→ Exercise
Write out all of the data exactly as it appears.

→ Record excerpts
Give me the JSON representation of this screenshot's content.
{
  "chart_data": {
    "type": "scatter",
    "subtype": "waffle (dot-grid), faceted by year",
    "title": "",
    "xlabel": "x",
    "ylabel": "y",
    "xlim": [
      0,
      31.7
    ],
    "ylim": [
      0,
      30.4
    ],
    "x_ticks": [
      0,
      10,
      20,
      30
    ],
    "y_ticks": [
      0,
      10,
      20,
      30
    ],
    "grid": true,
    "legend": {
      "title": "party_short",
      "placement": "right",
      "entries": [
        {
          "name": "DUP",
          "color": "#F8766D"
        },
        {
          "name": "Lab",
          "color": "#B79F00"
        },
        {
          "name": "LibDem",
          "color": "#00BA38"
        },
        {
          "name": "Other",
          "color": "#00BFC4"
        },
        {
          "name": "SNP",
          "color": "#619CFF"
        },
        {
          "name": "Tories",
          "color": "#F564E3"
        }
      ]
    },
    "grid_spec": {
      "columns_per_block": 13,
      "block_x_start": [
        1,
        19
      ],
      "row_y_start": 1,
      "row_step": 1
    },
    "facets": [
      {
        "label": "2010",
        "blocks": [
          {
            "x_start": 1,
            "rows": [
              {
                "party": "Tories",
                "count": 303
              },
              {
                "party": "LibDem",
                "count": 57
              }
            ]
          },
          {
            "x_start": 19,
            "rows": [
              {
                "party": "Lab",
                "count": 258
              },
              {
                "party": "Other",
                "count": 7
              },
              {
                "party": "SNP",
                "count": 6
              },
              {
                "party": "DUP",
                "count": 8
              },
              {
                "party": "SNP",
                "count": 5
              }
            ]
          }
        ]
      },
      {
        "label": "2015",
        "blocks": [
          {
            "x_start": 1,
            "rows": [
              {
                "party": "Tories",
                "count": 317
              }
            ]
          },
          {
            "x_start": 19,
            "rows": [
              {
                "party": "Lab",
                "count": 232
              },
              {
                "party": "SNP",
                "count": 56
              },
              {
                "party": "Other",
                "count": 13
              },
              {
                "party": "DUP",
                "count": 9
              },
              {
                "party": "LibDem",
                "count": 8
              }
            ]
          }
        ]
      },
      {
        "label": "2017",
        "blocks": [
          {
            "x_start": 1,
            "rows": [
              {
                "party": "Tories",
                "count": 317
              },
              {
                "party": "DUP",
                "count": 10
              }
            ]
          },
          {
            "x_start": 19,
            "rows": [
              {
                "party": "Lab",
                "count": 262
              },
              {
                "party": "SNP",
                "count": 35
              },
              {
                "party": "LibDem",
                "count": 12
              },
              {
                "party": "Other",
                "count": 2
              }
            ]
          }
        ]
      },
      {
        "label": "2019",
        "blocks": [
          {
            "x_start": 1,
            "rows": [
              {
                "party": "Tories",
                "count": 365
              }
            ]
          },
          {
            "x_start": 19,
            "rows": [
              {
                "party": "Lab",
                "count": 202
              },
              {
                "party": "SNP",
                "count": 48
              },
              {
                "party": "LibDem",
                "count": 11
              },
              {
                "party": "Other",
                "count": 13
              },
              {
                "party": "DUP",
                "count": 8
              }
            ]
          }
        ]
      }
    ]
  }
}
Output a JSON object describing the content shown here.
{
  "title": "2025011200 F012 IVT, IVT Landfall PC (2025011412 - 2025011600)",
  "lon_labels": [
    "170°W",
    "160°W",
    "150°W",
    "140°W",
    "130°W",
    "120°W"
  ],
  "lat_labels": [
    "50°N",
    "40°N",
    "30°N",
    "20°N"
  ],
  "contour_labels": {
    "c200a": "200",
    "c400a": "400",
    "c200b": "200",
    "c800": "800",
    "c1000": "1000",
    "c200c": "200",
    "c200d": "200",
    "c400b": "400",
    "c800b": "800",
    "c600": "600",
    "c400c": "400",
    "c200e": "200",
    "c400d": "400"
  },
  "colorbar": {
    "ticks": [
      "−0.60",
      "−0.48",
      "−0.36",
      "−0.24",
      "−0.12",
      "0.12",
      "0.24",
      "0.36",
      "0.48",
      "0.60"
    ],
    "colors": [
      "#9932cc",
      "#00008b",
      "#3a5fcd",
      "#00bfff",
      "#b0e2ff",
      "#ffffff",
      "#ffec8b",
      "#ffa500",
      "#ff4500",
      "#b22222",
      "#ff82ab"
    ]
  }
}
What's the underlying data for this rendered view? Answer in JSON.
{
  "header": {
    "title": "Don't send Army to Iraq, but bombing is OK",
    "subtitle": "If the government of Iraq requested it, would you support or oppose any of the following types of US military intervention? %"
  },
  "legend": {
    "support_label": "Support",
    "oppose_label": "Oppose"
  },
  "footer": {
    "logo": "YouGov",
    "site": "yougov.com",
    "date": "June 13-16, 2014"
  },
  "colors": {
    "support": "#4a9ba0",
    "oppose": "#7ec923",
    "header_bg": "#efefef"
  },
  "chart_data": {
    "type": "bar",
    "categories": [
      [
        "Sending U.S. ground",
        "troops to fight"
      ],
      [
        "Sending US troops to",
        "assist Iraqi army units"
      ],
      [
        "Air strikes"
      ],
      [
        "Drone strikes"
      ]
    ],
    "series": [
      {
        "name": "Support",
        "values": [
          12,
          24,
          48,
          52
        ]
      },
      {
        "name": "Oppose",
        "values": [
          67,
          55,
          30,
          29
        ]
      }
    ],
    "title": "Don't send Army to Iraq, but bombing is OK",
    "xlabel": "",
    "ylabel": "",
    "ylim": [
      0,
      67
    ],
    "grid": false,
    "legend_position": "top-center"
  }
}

→ Solution below
Give me the JSON representation of this screenshot's content.
{
  "chart_data": {
    "type": "scatter",
    "subtype": "waffle (dot-grid), faceted by year",
    "title": "",
    "xlabel": "x",
    "ylabel": "y",
    "xlim": [
      0,
      31.7
    ],
    "ylim": [
      0,
      30.4
    ],
    "x_ticks": [
      0,
      10,
      20,
      30
    ],
    "y_ticks": [
      0,
      10,
      20,
      30
    ],
    "grid": true,
    "legend": {
      "title": "party_short",
      "placement": "right",
      "entries": [
        {
          "name": "DUP",
          "color": "#F8766D"
        },
        {
          "name": "Lab",
          "color": "#B79F00"
        },
        {
          "name": "LibDem",
          "color": "#00BA38"
        },
        {
          "name": "Other",
          "color": "#00BFC4"
        },
        {
          "name": "SNP",
          "color": "#619CFF"
        },
        {
          "name": "Tories",
          "color": "#F564E3"
        }
      ]
    },
    "grid_spec": {
      "columns_per_block": 13,
      "block_x_start": [
        1,
        19
      ],
      "row_y_start": 1,
      "row_step": 1
    },
    "facets": [
      {
        "label": "2010",
        "blocks": [
          {
            "x_start": 1,
            "rows": [
              {
                "party": "Tories",
                "count": 303
              },
              {
                "party": "LibDem",
                "count": 57
              }
            ]
          },
          {
            "x_start": 19,
            "rows": [
              {
                "party": "Lab",
                "count": 258
              },
              {
                "party": "Other",
                "count": 7
              },
              {
                "party": "SNP",
                "count": 6
              },
              {
                "party": "DUP",
                "count": 8
              },
              {
                "party": "SNP",
                "count": 5
              }
            ]
          }
        ]
      },
      {
        "label": "2015",
        "blocks": [
          {
            "x_start": 1,
            "rows": [
              {
                "party": "Tories",
                "count": 317
              }
            ]
          },
          {
            "x_start": 19,
            "rows": [
              {
                "party": "Lab",
                "count": 232
              },
              {
                "party": "SNP",
                "count": 56
              },
              {
                "party": "Other",
                "count": 13
              },
              {
                "party": "DUP",
                "count": 9
              },
              {
                "party": "LibDem",
                "count": 8
              }
            ]
          }
        ]
      },
      {
        "label": "2017",
        "blocks": [
          {
            "x_start": 1,
            "rows": [
              {
                "party": "Tories",
                "count": 317
              },
              {
                "party": "DUP",
                "count": 10
              }
            ]
          },
          {
            "x_start": 19,
            "rows": [
              {
                "party": "Lab",
                "count": 262
              },
              {
                "party": "SNP",
                "count": 35
              },
              {
                "party": "LibDem",
                "count": 12
              },
              {
                "party": "Other",
                "count": 2
              }
            ]
          }
        ]
      },
      {
        "label": "2019",
        "blocks": [
          {
            "x_start": 1,
            "rows": [
              {
                "party": "Tories",
                "count": 365
              }
            ]
          },
          {
            "x_start": 19,
            "rows": [
              {
                "party": "Lab",
                "count": 202
              },
              {
                "party": "SNP",
                "count": 48
              },
              {
                "party": "LibDem",
                "count": 11
              },
              {
                "party": "Other",
                "count": 13
              },
              {
                "party": "DUP",
                "count": 8
              }
            ]
          }
        ]
      }
    ]
  }
}
Output a JSON object describing the content shown here.
{
  "title": "2025011200 F012 IVT, IVT Landfall PC (2025011412 - 2025011600)",
  "lon_labels": [
    "170°W",
    "160°W",
    "150°W",
    "140°W",
    "130°W",
    "120°W"
  ],
  "lat_labels": [
    "50°N",
    "40°N",
    "30°N",
    "20°N"
  ],
  "contour_labels": {
    "c200a": "200",
    "c400a": "400",
    "c200b": "200",
    "c800": "800",
    "c1000": "1000",
    "c200c": "200",
    "c200d": "200",
    "c400b": "400",
    "c800b": "800",
    "c600": "600",
    "c400c": "400",
    "c200e": "200",
    "c400d": "400"
  },
  "colorbar": {
    "ticks": [
      "−0.60",
      "−0.48",
      "−0.36",
      "−0.24",
      "−0.12",
      "0.12",
      "0.24",
      "0.36",
      "0.48",
      "0.60"
    ],
    "colors": [
      "#9932cc",
      "#00008b",
      "#3a5fcd",
      "#00bfff",
      "#b0e2ff",
      "#ffffff",
      "#ffec8b",
      "#ffa500",
      "#ff4500",
      "#b22222",
      "#ff82ab"
    ]
  }
}
What's the underlying data for this rendered view? Answer in JSON.
{
  "header": {
    "title": "Don't send Army to Iraq, but bombing is OK",
    "subtitle": "If the government of Iraq requested it, would you support or oppose any of the following types of US military intervention? %"
  },
  "legend": {
    "support_label": "Support",
    "oppose_label": "Oppose"
  },
  "footer": {
    "logo": "YouGov",
    "site": "yougov.com",
    "date": "June 13-16, 2014"
  },
  "colors": {
    "support": "#4a9ba0",
    "oppose": "#7ec923",
    "header_bg": "#efefef"
  },
  "chart_data": {
    "type": "bar",
    "categories": [
      [
        "Sending U.S. ground",
        "troops to fight"
      ],
      [
        "Sending US troops to",
        "assist Iraqi army units"
      ],
      [
        "Air strikes"
      ],
      [
        "Drone strikes"
      ]
    ],
    "series": [
      {
        "name": "Support",
        "values": [
          12,
          24,
          48,
          52
        ]
      },
      {
        "name": "Oppose",
        "values": [
          67,
          55,
          30,
          29
        ]
      }
    ],
    "title": "Don't send Army to Iraq, but bombing is OK",
    "xlabel": "",
    "ylabel": "",
    "ylim": [
      0,
      67
    ],
    "grid": false,
    "legend_position": "top-center"
  }
}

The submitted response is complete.